-- BEGIN Input for this task --

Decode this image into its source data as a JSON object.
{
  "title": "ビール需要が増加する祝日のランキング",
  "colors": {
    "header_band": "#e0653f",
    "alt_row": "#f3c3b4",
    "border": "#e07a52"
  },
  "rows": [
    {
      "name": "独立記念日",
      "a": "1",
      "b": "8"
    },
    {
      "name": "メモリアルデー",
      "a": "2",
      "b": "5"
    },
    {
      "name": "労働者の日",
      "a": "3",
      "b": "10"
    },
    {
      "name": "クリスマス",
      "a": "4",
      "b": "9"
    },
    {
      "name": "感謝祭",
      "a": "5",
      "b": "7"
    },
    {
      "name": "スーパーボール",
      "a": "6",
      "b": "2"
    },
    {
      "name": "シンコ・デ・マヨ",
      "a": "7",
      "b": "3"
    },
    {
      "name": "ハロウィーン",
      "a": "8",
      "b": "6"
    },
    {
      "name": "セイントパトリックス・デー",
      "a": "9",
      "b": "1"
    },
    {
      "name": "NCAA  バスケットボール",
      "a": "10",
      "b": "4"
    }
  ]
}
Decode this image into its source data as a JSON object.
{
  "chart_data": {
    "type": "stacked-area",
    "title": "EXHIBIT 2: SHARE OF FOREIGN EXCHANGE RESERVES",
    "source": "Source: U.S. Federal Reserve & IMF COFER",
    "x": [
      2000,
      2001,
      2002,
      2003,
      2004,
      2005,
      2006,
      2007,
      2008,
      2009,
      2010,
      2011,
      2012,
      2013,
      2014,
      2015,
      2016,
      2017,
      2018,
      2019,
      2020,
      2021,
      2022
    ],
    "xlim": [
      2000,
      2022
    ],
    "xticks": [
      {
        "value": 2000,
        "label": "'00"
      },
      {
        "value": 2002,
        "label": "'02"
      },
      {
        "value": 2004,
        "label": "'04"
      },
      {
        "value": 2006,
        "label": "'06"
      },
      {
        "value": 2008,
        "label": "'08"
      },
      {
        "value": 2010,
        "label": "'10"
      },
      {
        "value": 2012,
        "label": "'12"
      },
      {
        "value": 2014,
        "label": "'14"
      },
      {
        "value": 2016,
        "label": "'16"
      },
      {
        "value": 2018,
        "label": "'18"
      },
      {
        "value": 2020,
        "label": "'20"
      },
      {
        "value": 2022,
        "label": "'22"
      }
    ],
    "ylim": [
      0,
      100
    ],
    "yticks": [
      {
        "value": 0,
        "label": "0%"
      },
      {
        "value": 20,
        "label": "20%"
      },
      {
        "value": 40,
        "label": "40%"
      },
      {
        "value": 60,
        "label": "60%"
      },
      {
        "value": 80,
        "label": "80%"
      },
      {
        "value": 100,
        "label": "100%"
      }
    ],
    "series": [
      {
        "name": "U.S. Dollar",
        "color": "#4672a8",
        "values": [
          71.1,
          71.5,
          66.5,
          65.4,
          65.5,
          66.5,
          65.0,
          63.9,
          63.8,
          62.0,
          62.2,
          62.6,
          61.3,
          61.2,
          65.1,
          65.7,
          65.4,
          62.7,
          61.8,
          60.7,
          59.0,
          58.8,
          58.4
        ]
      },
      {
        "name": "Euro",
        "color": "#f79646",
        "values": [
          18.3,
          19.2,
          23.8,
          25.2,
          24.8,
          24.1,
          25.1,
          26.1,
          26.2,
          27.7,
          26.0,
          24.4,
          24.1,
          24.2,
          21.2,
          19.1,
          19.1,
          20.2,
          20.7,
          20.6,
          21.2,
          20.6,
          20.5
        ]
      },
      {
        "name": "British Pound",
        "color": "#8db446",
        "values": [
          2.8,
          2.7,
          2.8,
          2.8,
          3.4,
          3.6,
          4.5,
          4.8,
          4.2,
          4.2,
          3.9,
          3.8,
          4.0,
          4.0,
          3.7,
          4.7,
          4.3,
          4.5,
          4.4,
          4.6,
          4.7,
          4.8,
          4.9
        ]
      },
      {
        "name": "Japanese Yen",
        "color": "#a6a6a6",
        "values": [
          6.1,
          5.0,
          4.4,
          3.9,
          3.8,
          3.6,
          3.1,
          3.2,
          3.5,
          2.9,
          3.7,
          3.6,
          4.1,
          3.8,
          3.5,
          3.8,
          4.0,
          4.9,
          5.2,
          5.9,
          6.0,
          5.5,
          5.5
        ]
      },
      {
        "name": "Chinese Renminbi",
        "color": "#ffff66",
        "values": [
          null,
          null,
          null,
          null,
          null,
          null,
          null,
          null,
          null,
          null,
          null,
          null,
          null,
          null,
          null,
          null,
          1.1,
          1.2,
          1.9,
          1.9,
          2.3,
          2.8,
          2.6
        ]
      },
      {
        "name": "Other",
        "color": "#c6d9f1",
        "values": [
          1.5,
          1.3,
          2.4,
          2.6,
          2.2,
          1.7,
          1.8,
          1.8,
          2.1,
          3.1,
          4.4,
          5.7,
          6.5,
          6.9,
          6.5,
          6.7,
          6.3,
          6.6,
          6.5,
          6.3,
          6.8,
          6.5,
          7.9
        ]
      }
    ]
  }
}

-- END Input for this task --

Word for word, quote all of the data above.

▶ _Response_:
Decode this image into its source data as a JSON object.
{
  "title": "ビール需要が増加する祝日のランキング",
  "colors": {
    "header_band": "#e0653f",
    "alt_row": "#f3c3b4",
    "border": "#e07a52"
  },
  "rows": [
    {
      "name": "独立記念日",
      "a": "1",
      "b": "8"
    },
    {
      "name": "メモリアルデー",
      "a": "2",
      "b": "5"
    },
    {
      "name": "労働者の日",
      "a": "3",
      "b": "10"
    },
    {
      "name": "クリスマス",
      "a": "4",
      "b": "9"
    },
    {
      "name": "感謝祭",
      "a": "5",
      "b": "7"
    },
    {
      "name": "スーパーボール",
      "a": "6",
      "b": "2"
    },
    {
      "name": "シンコ・デ・マヨ",
      "a": "7",
      "b": "3"
    },
    {
      "name": "ハロウィーン",
      "a": "8",
      "b": "6"
    },
    {
      "name": "セイントパトリックス・デー",
      "a": "9",
      "b": "1"
    },
    {
      "name": "NCAA  バスケットボール",
      "a": "10",
      "b": "4"
    }
  ]
}
Decode this image into its source data as a JSON object.
{
  "chart_data": {
    "type": "stacked-area",
    "title": "EXHIBIT 2: SHARE OF FOREIGN EXCHANGE RESERVES",
    "source": "Source: U.S. Federal Reserve & IMF COFER",
    "x": [
      2000,
      2001,
      2002,
      2003,
      2004,
      2005,
      2006,
      2007,
      2008,
      2009,
      2010,
      2011,
      2012,
      2013,
      2014,
      2015,
      2016,
      2017,
      2018,
      2019,
      2020,
      2021,
      2022
    ],
    "xlim": [
      2000,
      2022
    ],
    "xticks": [
      {
        "value": 2000,
        "label": "'00"
      },
      {
        "value": 2002,
        "label": "'02"
      },
      {
        "value": 2004,
        "label": "'04"
      },
      {
        "value": 2006,
        "label": "'06"
      },
      {
        "value": 2008,
        "label": "'08"
      },
      {
        "value": 2010,
        "label": "'10"
      },
      {
        "value": 2012,
        "label": "'12"
      },
      {
        "value": 2014,
        "label": "'14"
      },
      {
        "value": 2016,
        "label": "'16"
      },
      {
        "value": 2018,
        "label": "'18"
      },
      {
        "value": 2020,
        "label": "'20"
      },
      {
        "value": 2022,
        "label": "'22"
      }
    ],
    "ylim": [
      0,
      100
    ],
    "yticks": [
      {
        "value": 0,
        "label": "0%"
      },
      {
        "value": 20,
        "label": "20%"
      },
      {
        "value": 40,
        "label": "40%"
      },
      {
        "value": 60,
        "label": "60%"
      },
      {
        "value": 80,
        "label": "80%"
      },
      {
        "value": 100,
        "label": "100%"
      }
    ],
    "series": [
      {
        "name": "U.S. Dollar",
        "color": "#4672a8",
        "values": [
          71.1,
          71.5,
          66.5,
          65.4,
          65.5,
          66.5,
          65.0,
          63.9,
          63.8,
          62.0,
          62.2,
          62.6,
          61.3,
          61.2,
          65.1,
          65.7,
          65.4,
          62.7,
          61.8,
          60.7,
          59.0,
          58.8,
          58.4
        ]
      },
      {
        "name": "Euro",
        "color": "#f79646",
        "values": [
          18.3,
          19.2,
          23.8,
          25.2,
          24.8,
          24.1,
          25.1,
          26.1,
          26.2,
          27.7,
          26.0,
          24.4,
          24.1,
          24.2,
          21.2,
          19.1,
          19.1,
          20.2,
          20.7,
          20.6,
          21.2,
          20.6,
          20.5
        ]
      },
      {
        "name": "British Pound",
        "color": "#8db446",
        "values": [
          2.8,
          2.7,
          2.8,
          2.8,
          3.4,
          3.6,
          4.5,
          4.8,
          4.2,
          4.2,
          3.9,
          3.8,
          4.0,
          4.0,
          3.7,
          4.7,
          4.3,
          4.5,
          4.4,
          4.6,
          4.7,
          4.8,
          4.9
        ]
      },
      {
        "name": "Japanese Yen",
        "color": "#a6a6a6",
        "values": [
          6.1,
          5.0,
          4.4,
          3.9,
          3.8,
          3.6,
          3.1,
          3.2,
          3.5,
          2.9,
          3.7,
          3.6,
          4.1,
          3.8,
          3.5,
          3.8,
          4.0,
          4.9,
          5.2,
          5.9,
          6.0,
          5.5,
          5.5
        ]
      },
      {
        "name": "Chinese Renminbi",
        "color": "#ffff66",
        "values": [
          null,
          null,
          null,
          null,
          null,
          null,
          null,
          null,
          null,
          null,
          null,
          null,
          null,
          null,
          null,
          null,
          1.1,
          1.2,
          1.9,
          1.9,
          2.3,
          2.8,
          2.6
        ]
      },
      {
        "name": "Other",
        "color": "#c6d9f1",
        "values": [
          1.5,
          1.3,
          2.4,
          2.6,
          2.2,
          1.7,
          1.8,
          1.8,
          2.1,
          3.1,
          4.4,
          5.7,
          6.5,
          6.9,
          6.5,
          6.7,
          6.3,
          6.6,
          6.5,
          6.3,
          6.8,
          6.5,
          7.9
        ]
      }
    ]
  }
}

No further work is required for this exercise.